- Stated goal: Please say how many lines of the listing hold "البخاري", with no other words in the answer.

•••

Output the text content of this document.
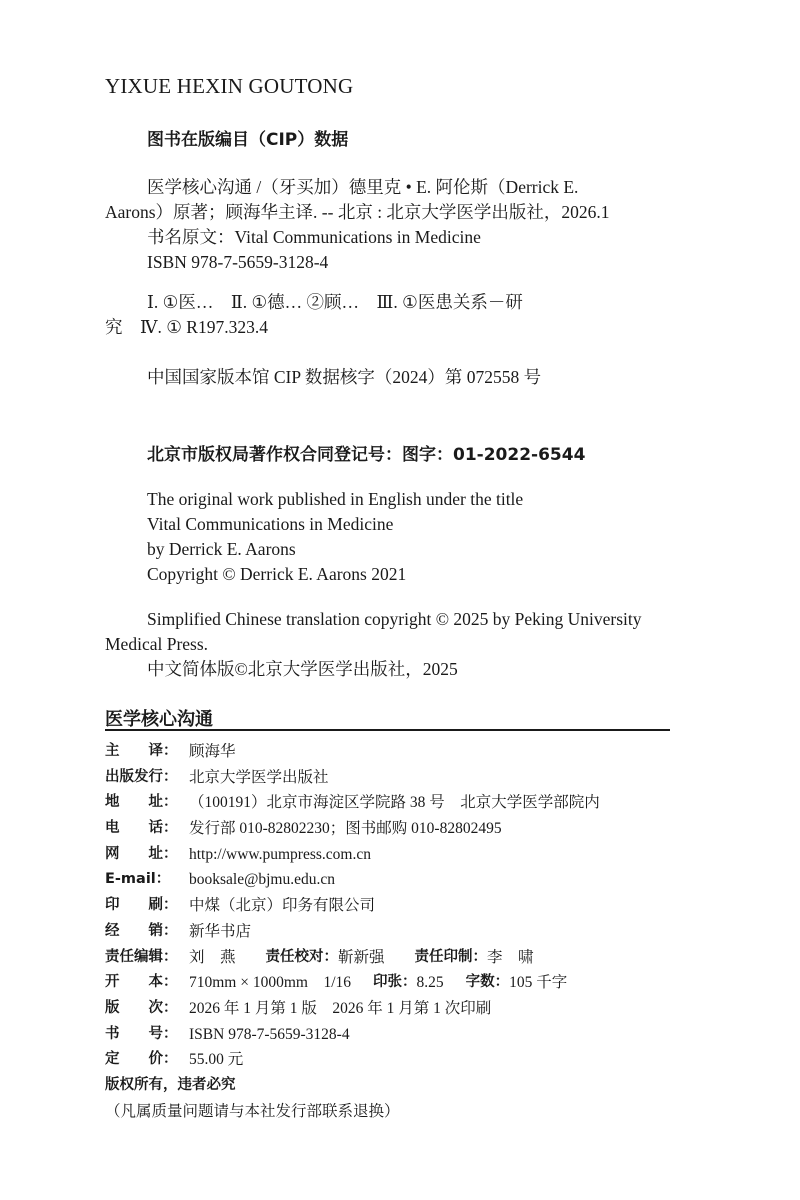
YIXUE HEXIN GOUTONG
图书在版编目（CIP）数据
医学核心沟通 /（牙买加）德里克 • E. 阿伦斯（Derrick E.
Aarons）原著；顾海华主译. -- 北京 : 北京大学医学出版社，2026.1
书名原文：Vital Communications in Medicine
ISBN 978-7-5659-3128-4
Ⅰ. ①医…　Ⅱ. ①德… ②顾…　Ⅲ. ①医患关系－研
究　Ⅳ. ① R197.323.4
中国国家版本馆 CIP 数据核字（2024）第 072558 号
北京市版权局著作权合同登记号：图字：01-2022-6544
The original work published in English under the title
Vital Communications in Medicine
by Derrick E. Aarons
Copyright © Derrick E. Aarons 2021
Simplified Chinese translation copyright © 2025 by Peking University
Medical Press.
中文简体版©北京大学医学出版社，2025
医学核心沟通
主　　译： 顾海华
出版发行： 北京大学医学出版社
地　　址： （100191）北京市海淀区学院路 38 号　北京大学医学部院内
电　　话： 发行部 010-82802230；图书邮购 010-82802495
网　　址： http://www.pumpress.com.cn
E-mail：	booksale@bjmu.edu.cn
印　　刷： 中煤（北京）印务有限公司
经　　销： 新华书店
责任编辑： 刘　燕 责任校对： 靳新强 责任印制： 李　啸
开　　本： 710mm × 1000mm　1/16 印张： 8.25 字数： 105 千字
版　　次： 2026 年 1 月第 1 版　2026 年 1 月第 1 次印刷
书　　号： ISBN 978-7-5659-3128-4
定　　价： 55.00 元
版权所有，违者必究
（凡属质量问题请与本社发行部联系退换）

•••

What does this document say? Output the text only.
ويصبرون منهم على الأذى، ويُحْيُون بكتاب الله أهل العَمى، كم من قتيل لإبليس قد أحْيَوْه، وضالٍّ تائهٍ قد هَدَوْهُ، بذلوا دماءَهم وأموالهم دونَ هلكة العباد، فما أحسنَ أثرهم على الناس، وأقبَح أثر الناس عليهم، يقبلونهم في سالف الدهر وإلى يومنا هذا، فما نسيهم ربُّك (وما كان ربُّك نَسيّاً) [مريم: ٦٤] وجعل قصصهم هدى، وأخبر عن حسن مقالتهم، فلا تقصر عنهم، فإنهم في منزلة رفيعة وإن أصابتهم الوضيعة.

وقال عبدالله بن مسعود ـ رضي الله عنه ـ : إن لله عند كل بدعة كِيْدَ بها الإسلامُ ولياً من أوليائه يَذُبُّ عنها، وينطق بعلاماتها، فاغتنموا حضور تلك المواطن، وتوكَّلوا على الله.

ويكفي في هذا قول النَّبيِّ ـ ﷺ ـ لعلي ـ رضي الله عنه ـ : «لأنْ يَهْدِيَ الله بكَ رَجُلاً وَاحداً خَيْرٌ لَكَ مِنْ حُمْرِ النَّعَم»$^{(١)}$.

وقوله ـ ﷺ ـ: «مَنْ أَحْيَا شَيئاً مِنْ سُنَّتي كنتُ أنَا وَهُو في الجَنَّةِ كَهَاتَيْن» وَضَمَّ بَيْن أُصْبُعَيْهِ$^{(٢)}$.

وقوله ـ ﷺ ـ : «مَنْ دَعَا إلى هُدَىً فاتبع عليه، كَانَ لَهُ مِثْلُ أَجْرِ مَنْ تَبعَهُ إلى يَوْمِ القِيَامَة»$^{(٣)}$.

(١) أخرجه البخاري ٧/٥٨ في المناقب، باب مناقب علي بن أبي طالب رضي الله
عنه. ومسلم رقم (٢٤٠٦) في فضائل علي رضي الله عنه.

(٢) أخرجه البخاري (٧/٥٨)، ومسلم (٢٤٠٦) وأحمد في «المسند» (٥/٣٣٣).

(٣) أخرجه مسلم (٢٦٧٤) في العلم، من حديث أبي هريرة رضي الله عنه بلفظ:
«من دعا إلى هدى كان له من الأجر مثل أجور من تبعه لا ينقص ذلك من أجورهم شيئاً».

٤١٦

•••

- Solution to this task: 2